** start **

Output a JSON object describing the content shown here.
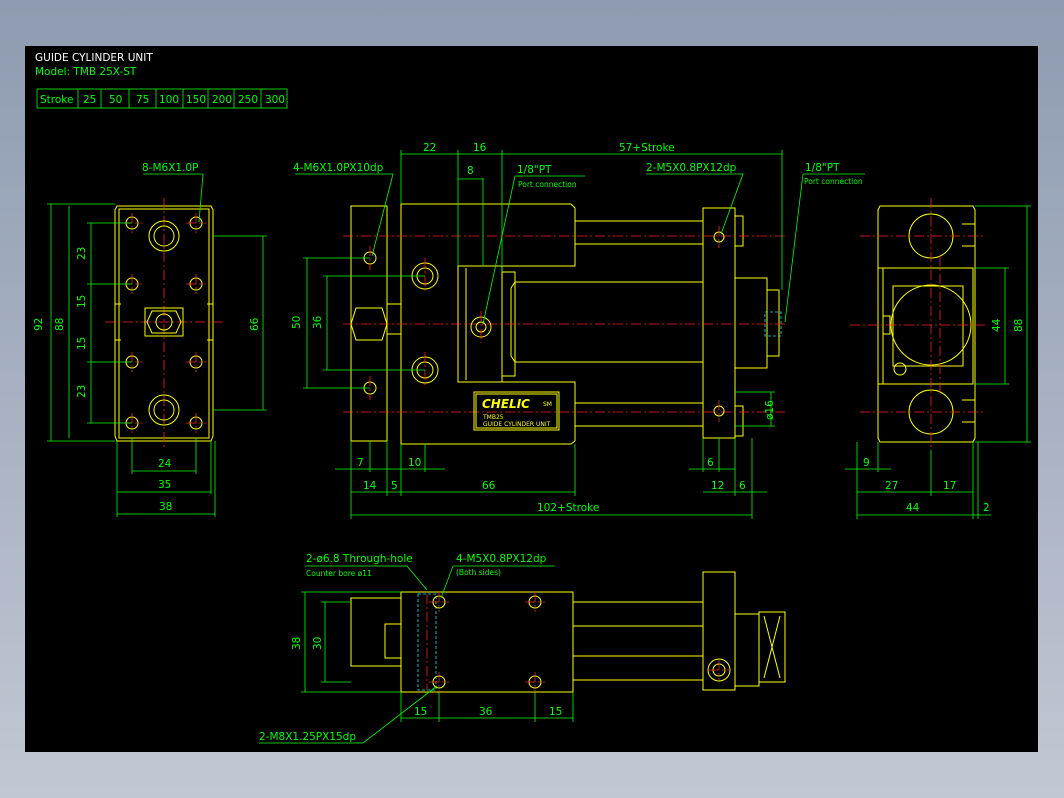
{
  "title": "GUIDE CYLINDER UNIT",
  "model": "Model: TMB 25X-ST",
  "stroke_table": {
    "header": "Stroke",
    "values": [
      "25",
      "50",
      "75",
      "100",
      "150",
      "200",
      "250",
      "300"
    ]
  },
  "left_view": {
    "callout": "8-M6X1.0P",
    "dims": {
      "height_92": "92",
      "height_88": "88",
      "d23_top": "23",
      "d15_top": "15",
      "d15_bot": "15",
      "d23_bot": "23",
      "height_66": "66",
      "w24": "24",
      "w35": "35",
      "w38": "38"
    }
  },
  "front_view": {
    "callout_tap": "4-M6X1.0PX10dp",
    "callout_pt": "1/8\"PT",
    "callout_port": "Port connection",
    "callout_m5": "2-M5X0.8PX12dp",
    "brand": "CHELIC",
    "brand_sub": "SM",
    "plate_model": "TMB25",
    "plate_name": "GUIDE CYLINDER UNIT",
    "dims": {
      "d22": "22",
      "d16": "16",
      "d8": "8",
      "d57": "57+Stroke",
      "d50": "50",
      "d36": "36",
      "dia16": "ø16",
      "d7": "7",
      "d10": "10",
      "d14": "14",
      "d5": "5",
      "d66": "66",
      "d6a": "6",
      "d12": "12",
      "d6b": "6",
      "d102": "102+Stroke"
    }
  },
  "right_view": {
    "callout_pt": "1/8\"PT",
    "callout_port": "Port connection",
    "dims": {
      "d44v": "44",
      "d88": "88",
      "d9": "9",
      "d27": "27",
      "d17": "17",
      "d44": "44",
      "d2": "2"
    }
  },
  "bottom_view": {
    "callout_hole": "2-ø6.8 Through-hole",
    "callout_bore": "Counter bore ø11",
    "callout_m5": "4-M5X0.8PX12dp",
    "callout_both": "(Both sides)",
    "callout_m8": "2-M8X1.25PX15dp",
    "dims": {
      "d38": "38",
      "d30": "30",
      "d15a": "15",
      "d36": "36",
      "d15b": "15"
    }
  },
  "colors": {
    "outline": "#ffff00",
    "dimension": "#00ff00",
    "centerline": "#ff2020",
    "hidden": "#00e5ff",
    "background": "#000000",
    "window": "#9aa6b8"
  }
}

** end **

**TASK DESCRIPTION:** Go through the records. Copy each line where "UNIT" appears.

**FULL SOLUTION:**
  "title": "GUIDE CYLINDER UNIT",
    "plate_name": "GUIDE CYLINDER UNIT",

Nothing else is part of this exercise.